## START Entries provided
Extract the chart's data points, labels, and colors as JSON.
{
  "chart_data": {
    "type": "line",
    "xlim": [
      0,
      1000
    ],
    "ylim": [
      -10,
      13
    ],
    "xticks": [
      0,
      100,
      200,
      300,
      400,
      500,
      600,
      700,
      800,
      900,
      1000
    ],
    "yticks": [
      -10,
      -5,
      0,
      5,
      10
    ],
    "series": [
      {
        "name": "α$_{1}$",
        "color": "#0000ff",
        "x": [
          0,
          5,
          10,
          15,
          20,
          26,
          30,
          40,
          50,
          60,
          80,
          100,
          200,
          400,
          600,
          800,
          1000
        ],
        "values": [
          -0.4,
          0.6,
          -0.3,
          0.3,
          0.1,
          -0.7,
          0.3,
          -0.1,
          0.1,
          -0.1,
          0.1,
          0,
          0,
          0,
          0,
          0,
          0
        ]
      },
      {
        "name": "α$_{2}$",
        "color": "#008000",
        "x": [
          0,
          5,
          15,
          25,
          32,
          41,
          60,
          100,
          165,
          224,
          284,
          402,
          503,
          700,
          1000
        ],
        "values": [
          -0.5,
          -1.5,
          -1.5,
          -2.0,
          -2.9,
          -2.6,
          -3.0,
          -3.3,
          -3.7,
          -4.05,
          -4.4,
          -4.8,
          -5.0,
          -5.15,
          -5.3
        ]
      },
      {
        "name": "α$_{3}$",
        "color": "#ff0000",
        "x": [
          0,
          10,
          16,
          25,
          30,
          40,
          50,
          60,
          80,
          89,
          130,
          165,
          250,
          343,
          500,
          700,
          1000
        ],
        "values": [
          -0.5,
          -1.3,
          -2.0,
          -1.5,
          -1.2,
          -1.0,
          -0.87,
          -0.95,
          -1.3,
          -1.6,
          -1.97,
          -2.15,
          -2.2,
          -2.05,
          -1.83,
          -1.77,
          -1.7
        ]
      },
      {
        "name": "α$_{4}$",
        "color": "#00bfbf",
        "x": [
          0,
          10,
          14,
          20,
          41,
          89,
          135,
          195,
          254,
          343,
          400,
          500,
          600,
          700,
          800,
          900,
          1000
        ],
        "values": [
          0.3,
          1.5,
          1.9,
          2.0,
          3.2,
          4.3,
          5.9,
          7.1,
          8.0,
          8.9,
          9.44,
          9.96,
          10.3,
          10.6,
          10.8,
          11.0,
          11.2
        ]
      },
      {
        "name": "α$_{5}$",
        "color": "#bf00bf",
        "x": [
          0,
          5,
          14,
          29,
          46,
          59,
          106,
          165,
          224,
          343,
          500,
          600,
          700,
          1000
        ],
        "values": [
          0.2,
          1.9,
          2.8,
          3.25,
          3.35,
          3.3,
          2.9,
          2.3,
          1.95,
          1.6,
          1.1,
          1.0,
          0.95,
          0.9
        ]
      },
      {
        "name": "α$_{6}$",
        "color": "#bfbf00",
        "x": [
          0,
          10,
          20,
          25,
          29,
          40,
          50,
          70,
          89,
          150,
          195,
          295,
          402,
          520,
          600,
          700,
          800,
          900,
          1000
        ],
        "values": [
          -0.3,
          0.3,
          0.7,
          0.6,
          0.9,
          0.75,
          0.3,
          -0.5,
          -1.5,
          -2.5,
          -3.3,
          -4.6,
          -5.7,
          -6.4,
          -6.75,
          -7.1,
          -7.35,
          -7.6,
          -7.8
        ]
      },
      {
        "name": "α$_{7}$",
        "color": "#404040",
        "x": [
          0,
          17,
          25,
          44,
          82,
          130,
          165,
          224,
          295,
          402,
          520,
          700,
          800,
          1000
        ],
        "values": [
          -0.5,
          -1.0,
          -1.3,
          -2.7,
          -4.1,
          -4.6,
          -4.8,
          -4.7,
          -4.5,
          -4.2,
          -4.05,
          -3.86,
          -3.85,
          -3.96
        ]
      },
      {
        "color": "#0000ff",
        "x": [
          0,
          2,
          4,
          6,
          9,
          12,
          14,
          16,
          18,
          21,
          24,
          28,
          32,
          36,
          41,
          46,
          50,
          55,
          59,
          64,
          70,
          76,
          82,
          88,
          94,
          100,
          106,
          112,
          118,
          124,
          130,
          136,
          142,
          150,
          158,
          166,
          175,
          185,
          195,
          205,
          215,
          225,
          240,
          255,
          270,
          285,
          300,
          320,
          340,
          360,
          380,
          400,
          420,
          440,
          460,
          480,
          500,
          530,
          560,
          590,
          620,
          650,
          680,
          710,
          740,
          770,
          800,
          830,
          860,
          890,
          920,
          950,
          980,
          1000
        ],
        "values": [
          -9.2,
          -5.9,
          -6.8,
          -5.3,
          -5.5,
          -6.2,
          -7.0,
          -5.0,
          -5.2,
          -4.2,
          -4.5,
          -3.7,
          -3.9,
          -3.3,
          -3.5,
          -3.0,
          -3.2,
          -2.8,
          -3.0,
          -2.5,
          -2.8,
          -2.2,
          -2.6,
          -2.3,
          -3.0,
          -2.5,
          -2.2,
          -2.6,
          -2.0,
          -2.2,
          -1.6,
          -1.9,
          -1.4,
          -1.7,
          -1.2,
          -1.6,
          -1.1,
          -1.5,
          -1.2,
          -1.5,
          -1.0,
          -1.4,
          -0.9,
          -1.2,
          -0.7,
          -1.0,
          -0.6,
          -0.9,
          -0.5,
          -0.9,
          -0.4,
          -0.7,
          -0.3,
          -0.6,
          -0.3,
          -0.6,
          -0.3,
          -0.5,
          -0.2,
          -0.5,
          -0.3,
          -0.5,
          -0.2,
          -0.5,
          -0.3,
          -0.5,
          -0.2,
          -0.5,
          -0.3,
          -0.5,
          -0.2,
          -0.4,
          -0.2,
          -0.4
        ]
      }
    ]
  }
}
## END Entries provided
Directions for this task
Extract each entry in full and write it down exactly.

Output for this exercise
Extract the chart's data points, labels, and colors as JSON.
{
  "chart_data": {
    "type": "line",
    "xlim": [
      0,
      1000
    ],
    "ylim": [
      -10,
      13
    ],
    "xticks": [
      0,
      100,
      200,
      300,
      400,
      500,
      600,
      700,
      800,
      900,
      1000
    ],
    "yticks": [
      -10,
      -5,
      0,
      5,
      10
    ],
    "series": [
      {
        "name": "α$_{1}$",
        "color": "#0000ff",
        "x": [
          0,
          5,
          10,
          15,
          20,
          26,
          30,
          40,
          50,
          60,
          80,
          100,
          200,
          400,
          600,
          800,
          1000
        ],
        "values": [
          -0.4,
          0.6,
          -0.3,
          0.3,
          0.1,
          -0.7,
          0.3,
          -0.1,
          0.1,
          -0.1,
          0.1,
          0,
          0,
          0,
          0,
          0,
          0
        ]
      },
      {
        "name": "α$_{2}$",
        "color": "#008000",
        "x": [
          0,
          5,
          15,
          25,
          32,
          41,
          60,
          100,
          165,
          224,
          284,
          402,
          503,
          700,
          1000
        ],
        "values": [
          -0.5,
          -1.5,
          -1.5,
          -2.0,
          -2.9,
          -2.6,
          -3.0,
          -3.3,
          -3.7,
          -4.05,
          -4.4,
          -4.8,
          -5.0,
          -5.15,
          -5.3
        ]
      },
      {
        "name": "α$_{3}$",
        "color": "#ff0000",
        "x": [
          0,
          10,
          16,
          25,
          30,
          40,
          50,
          60,
          80,
          89,
          130,
          165,
          250,
          343,
          500,
          700,
          1000
        ],
        "values": [
          -0.5,
          -1.3,
          -2.0,
          -1.5,
          -1.2,
          -1.0,
          -0.87,
          -0.95,
          -1.3,
          -1.6,
          -1.97,
          -2.15,
          -2.2,
          -2.05,
          -1.83,
          -1.77,
          -1.7
        ]
      },
      {
        "name": "α$_{4}$",
        "color": "#00bfbf",
        "x": [
          0,
          10,
          14,
          20,
          41,
          89,
          135,
          195,
          254,
          343,
          400,
          500,
          600,
          700,
          800,
          900,
          1000
        ],
        "values": [
          0.3,
          1.5,
          1.9,
          2.0,
          3.2,
          4.3,
          5.9,
          7.1,
          8.0,
          8.9,
          9.44,
          9.96,
          10.3,
          10.6,
          10.8,
          11.0,
          11.2
        ]
      },
      {
        "name": "α$_{5}$",
        "color": "#bf00bf",
        "x": [
          0,
          5,
          14,
          29,
          46,
          59,
          106,
          165,
          224,
          343,
          500,
          600,
          700,
          1000
        ],
        "values": [
          0.2,
          1.9,
          2.8,
          3.25,
          3.35,
          3.3,
          2.9,
          2.3,
          1.95,
          1.6,
          1.1,
          1.0,
          0.95,
          0.9
        ]
      },
      {
        "name": "α$_{6}$",
        "color": "#bfbf00",
        "x": [
          0,
          10,
          20,
          25,
          29,
          40,
          50,
          70,
          89,
          150,
          195,
          295,
          402,
          520,
          600,
          700,
          800,
          900,
          1000
        ],
        "values": [
          -0.3,
          0.3,
          0.7,
          0.6,
          0.9,
          0.75,
          0.3,
          -0.5,
          -1.5,
          -2.5,
          -3.3,
          -4.6,
          -5.7,
          -6.4,
          -6.75,
          -7.1,
          -7.35,
          -7.6,
          -7.8
        ]
      },
      {
        "name": "α$_{7}$",
        "color": "#404040",
        "x": [
          0,
          17,
          25,
          44,
          82,
          130,
          165,
          224,
          295,
          402,
          520,
          700,
          800,
          1000
        ],
        "values": [
          -0.5,
          -1.0,
          -1.3,
          -2.7,
          -4.1,
          -4.6,
          -4.8,
          -4.7,
          -4.5,
          -4.2,
          -4.05,
          -3.86,
          -3.85,
          -3.96
        ]
      },
      {
        "color": "#0000ff",
        "x": [
          0,
          2,
          4,
          6,
          9,
          12,
          14,
          16,
          18,
          21,
          24,
          28,
          32,
          36,
          41,
          46,
          50,
          55,
          59,
          64,
          70,
          76,
          82,
          88,
          94,
          100,
          106,
          112,
          118,
          124,
          130,
          136,
          142,
          150,
          158,
          166,
          175,
          185,
          195,
          205,
          215,
          225,
          240,
          255,
          270,
          285,
          300,
          320,
          340,
          360,
          380,
          400,
          420,
          440,
          460,
          480,
          500,
          530,
          560,
          590,
          620,
          650,
          680,
          710,
          740,
          770,
          800,
          830,
          860,
          890,
          920,
          950,
          980,
          1000
        ],
        "values": [
          -9.2,
          -5.9,
          -6.8,
          -5.3,
          -5.5,
          -6.2,
          -7.0,
          -5.0,
          -5.2,
          -4.2,
          -4.5,
          -3.7,
          -3.9,
          -3.3,
          -3.5,
          -3.0,
          -3.2,
          -2.8,
          -3.0,
          -2.5,
          -2.8,
          -2.2,
          -2.6,
          -2.3,
          -3.0,
          -2.5,
          -2.2,
          -2.6,
          -2.0,
          -2.2,
          -1.6,
          -1.9,
          -1.4,
          -1.7,
          -1.2,
          -1.6,
          -1.1,
          -1.5,
          -1.2,
          -1.5,
          -1.0,
          -1.4,
          -0.9,
          -1.2,
          -0.7,
          -1.0,
          -0.6,
          -0.9,
          -0.5,
          -0.9,
          -0.4,
          -0.7,
          -0.3,
          -0.6,
          -0.3,
          -0.6,
          -0.3,
          -0.5,
          -0.2,
          -0.5,
          -0.3,
          -0.5,
          -0.2,
          -0.5,
          -0.3,
          -0.5,
          -0.2,
          -0.5,
          -0.3,
          -0.5,
          -0.2,
          -0.4,
          -0.2,
          -0.4
        ]
      }
    ]
  }
}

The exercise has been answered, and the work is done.